§ Goal:
Hunt for the word "Lyon" across the entries below, copying each line that holds it.

══ The records

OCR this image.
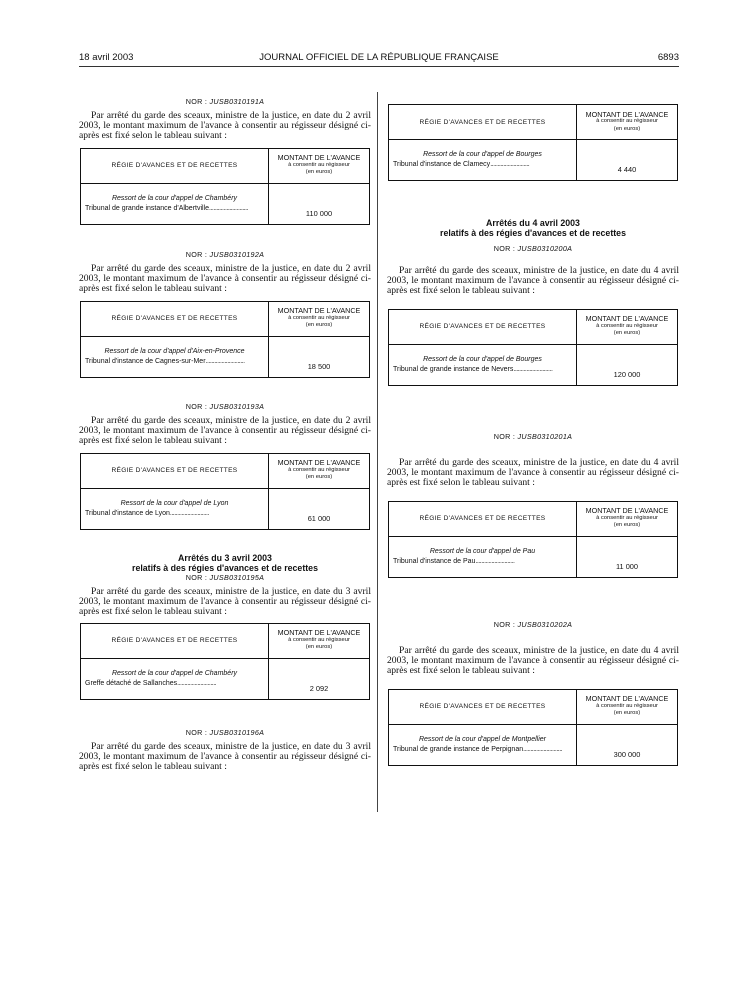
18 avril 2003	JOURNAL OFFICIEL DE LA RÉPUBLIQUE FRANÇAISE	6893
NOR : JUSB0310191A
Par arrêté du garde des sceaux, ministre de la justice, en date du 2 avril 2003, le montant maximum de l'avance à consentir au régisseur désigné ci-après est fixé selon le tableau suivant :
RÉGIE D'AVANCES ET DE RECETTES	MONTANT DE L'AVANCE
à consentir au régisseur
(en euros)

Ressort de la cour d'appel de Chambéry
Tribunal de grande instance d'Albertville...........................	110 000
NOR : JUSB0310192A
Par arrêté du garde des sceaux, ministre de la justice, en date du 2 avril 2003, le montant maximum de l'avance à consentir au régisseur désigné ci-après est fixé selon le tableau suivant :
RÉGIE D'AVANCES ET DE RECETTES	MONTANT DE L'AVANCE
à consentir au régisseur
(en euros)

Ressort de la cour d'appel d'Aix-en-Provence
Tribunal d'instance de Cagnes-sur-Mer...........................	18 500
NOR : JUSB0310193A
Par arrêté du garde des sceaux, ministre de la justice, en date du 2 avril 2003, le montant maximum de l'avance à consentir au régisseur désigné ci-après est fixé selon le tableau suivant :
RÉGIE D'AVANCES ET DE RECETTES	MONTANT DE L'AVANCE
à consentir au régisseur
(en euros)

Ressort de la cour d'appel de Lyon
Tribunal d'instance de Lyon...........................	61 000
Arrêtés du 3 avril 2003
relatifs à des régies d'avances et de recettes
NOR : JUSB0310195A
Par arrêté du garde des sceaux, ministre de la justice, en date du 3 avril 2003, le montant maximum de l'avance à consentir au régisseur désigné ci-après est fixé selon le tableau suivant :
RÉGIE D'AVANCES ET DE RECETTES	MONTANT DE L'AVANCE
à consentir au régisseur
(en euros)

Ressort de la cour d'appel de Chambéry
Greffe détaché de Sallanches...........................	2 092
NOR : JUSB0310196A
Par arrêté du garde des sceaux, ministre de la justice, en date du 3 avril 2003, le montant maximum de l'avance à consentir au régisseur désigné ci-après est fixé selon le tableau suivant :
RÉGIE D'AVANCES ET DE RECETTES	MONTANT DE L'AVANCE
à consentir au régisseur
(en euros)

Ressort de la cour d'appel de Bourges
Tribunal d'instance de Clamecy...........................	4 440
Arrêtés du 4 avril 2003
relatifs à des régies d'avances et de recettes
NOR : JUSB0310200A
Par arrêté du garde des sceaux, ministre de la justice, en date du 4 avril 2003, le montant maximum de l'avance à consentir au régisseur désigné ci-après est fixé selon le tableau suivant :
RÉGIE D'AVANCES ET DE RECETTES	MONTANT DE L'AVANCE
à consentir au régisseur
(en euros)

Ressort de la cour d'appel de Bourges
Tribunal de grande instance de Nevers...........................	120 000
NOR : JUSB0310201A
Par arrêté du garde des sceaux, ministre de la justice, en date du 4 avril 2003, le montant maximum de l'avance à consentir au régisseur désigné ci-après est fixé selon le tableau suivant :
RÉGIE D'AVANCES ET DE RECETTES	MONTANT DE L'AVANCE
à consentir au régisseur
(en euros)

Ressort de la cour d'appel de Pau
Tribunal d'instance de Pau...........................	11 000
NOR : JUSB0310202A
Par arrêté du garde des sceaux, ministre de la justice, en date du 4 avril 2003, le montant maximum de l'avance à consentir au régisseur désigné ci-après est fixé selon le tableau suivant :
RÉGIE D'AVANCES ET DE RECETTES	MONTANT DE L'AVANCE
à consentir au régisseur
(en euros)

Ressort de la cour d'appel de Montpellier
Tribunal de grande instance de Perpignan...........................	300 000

════

§ The answer:
Ressort de la cour d'appel de Lyon
Tribunal d'instance de Lyon...........................	61 000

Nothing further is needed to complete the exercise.